(Exercise description) Read the data and repeat all of it exactly.

══════

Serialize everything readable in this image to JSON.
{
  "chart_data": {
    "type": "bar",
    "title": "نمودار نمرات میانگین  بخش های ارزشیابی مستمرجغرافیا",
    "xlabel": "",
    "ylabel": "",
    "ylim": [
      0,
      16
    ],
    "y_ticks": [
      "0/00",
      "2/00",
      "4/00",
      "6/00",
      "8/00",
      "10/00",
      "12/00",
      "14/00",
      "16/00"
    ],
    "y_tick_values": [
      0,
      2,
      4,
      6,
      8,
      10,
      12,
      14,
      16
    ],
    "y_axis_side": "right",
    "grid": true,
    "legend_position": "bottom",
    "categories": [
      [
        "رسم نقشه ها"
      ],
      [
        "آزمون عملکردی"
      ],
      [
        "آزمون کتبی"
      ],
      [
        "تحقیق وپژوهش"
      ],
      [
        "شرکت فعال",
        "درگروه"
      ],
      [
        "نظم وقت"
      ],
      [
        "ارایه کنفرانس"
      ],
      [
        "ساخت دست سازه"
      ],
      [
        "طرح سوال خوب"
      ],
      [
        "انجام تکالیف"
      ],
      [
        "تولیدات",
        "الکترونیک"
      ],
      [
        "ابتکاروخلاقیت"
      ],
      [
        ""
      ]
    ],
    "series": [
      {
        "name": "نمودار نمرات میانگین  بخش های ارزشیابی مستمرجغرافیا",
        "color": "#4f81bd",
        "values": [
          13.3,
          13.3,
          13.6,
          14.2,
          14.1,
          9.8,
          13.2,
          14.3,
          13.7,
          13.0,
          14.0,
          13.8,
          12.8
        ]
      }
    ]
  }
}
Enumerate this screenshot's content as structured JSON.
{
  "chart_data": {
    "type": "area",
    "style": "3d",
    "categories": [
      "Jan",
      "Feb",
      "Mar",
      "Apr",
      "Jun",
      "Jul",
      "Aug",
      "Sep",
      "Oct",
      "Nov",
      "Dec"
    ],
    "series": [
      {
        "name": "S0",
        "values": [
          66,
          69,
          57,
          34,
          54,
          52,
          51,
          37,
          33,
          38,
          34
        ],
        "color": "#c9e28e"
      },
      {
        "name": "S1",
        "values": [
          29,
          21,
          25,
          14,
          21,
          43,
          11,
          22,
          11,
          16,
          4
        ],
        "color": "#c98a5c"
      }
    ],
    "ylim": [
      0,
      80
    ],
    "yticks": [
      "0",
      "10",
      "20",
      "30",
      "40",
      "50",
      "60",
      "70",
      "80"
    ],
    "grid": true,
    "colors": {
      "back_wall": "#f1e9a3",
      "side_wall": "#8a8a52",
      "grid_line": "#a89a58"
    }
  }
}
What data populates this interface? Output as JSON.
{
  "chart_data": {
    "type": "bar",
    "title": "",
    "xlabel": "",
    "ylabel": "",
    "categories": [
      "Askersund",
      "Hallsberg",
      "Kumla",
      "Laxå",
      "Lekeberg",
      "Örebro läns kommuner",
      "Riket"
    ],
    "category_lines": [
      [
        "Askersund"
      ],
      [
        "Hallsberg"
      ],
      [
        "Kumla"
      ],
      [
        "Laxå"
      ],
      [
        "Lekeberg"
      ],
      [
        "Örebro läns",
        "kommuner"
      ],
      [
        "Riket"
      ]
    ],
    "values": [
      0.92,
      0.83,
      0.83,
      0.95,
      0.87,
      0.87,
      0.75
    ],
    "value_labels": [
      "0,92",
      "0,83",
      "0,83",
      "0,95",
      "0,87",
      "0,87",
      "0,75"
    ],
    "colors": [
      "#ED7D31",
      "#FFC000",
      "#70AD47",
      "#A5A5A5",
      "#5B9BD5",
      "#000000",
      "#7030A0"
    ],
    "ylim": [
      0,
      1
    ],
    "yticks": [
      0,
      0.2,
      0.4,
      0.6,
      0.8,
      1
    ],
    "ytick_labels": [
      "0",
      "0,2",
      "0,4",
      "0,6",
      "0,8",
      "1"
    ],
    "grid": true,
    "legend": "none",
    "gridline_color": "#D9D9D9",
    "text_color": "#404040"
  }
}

══════

(Result)
Serialize everything readable in this image to JSON.
{
  "chart_data": {
    "type": "bar",
    "title": "نمودار نمرات میانگین  بخش های ارزشیابی مستمرجغرافیا",
    "xlabel": "",
    "ylabel": "",
    "ylim": [
      0,
      16
    ],
    "y_ticks": [
      "0/00",
      "2/00",
      "4/00",
      "6/00",
      "8/00",
      "10/00",
      "12/00",
      "14/00",
      "16/00"
    ],
    "y_tick_values": [
      0,
      2,
      4,
      6,
      8,
      10,
      12,
      14,
      16
    ],
    "y_axis_side": "right",
    "grid": true,
    "legend_position": "bottom",
    "categories": [
      [
        "رسم نقشه ها"
      ],
      [
        "آزمون عملکردی"
      ],
      [
        "آزمون کتبی"
      ],
      [
        "تحقیق وپژوهش"
      ],
      [
        "شرکت فعال",
        "درگروه"
      ],
      [
        "نظم وقت"
      ],
      [
        "ارایه کنفرانس"
      ],
      [
        "ساخت دست سازه"
      ],
      [
        "طرح سوال خوب"
      ],
      [
        "انجام تکالیف"
      ],
      [
        "تولیدات",
        "الکترونیک"
      ],
      [
        "ابتکاروخلاقیت"
      ],
      [
        ""
      ]
    ],
    "series": [
      {
        "name": "نمودار نمرات میانگین  بخش های ارزشیابی مستمرجغرافیا",
        "color": "#4f81bd",
        "values": [
          13.3,
          13.3,
          13.6,
          14.2,
          14.1,
          9.8,
          13.2,
          14.3,
          13.7,
          13.0,
          14.0,
          13.8,
          12.8
        ]
      }
    ]
  }
}
Enumerate this screenshot's content as structured JSON.
{
  "chart_data": {
    "type": "area",
    "style": "3d",
    "categories": [
      "Jan",
      "Feb",
      "Mar",
      "Apr",
      "Jun",
      "Jul",
      "Aug",
      "Sep",
      "Oct",
      "Nov",
      "Dec"
    ],
    "series": [
      {
        "name": "S0",
        "values": [
          66,
          69,
          57,
          34,
          54,
          52,
          51,
          37,
          33,
          38,
          34
        ],
        "color": "#c9e28e"
      },
      {
        "name": "S1",
        "values": [
          29,
          21,
          25,
          14,
          21,
          43,
          11,
          22,
          11,
          16,
          4
        ],
        "color": "#c98a5c"
      }
    ],
    "ylim": [
      0,
      80
    ],
    "yticks": [
      "0",
      "10",
      "20",
      "30",
      "40",
      "50",
      "60",
      "70",
      "80"
    ],
    "grid": true,
    "colors": {
      "back_wall": "#f1e9a3",
      "side_wall": "#8a8a52",
      "grid_line": "#a89a58"
    }
  }
}
What data populates this interface? Output as JSON.
{
  "chart_data": {
    "type": "bar",
    "title": "",
    "xlabel": "",
    "ylabel": "",
    "categories": [
      "Askersund",
      "Hallsberg",
      "Kumla",
      "Laxå",
      "Lekeberg",
      "Örebro läns kommuner",
      "Riket"
    ],
    "category_lines": [
      [
        "Askersund"
      ],
      [
        "Hallsberg"
      ],
      [
        "Kumla"
      ],
      [
        "Laxå"
      ],
      [
        "Lekeberg"
      ],
      [
        "Örebro läns",
        "kommuner"
      ],
      [
        "Riket"
      ]
    ],
    "values": [
      0.92,
      0.83,
      0.83,
      0.95,
      0.87,
      0.87,
      0.75
    ],
    "value_labels": [
      "0,92",
      "0,83",
      "0,83",
      "0,95",
      "0,87",
      "0,87",
      "0,75"
    ],
    "colors": [
      "#ED7D31",
      "#FFC000",
      "#70AD47",
      "#A5A5A5",
      "#5B9BD5",
      "#000000",
      "#7030A0"
    ],
    "ylim": [
      0,
      1
    ],
    "yticks": [
      0,
      0.2,
      0.4,
      0.6,
      0.8,
      1
    ],
    "ytick_labels": [
      "0",
      "0,2",
      "0,4",
      "0,6",
      "0,8",
      "1"
    ],
    "grid": true,
    "legend": "none",
    "gridline_color": "#D9D9D9",
    "text_color": "#404040"
  }
}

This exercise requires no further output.